(Dataset listings of figures)
# # # #

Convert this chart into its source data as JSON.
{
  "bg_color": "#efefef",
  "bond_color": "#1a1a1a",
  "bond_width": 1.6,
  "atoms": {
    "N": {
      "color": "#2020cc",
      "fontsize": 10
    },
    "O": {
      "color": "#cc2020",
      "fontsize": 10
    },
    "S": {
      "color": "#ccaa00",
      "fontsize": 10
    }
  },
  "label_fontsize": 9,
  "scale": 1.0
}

# # # #

### [What the task requires]
Give the complete listing a second time, exactly as it reads.

### [Response to the exercise]
Convert this chart into its source data as JSON.
{
  "bg_color": "#efefef",
  "bond_color": "#1a1a1a",
  "bond_width": 1.6,
  "atoms": {
    "N": {
      "color": "#2020cc",
      "fontsize": 10
    },
    "O": {
      "color": "#cc2020",
      "fontsize": 10
    },
    "S": {
      "color": "#ccaa00",
      "fontsize": 10
    }
  },
  "label_fontsize": 9,
  "scale": 1.0
}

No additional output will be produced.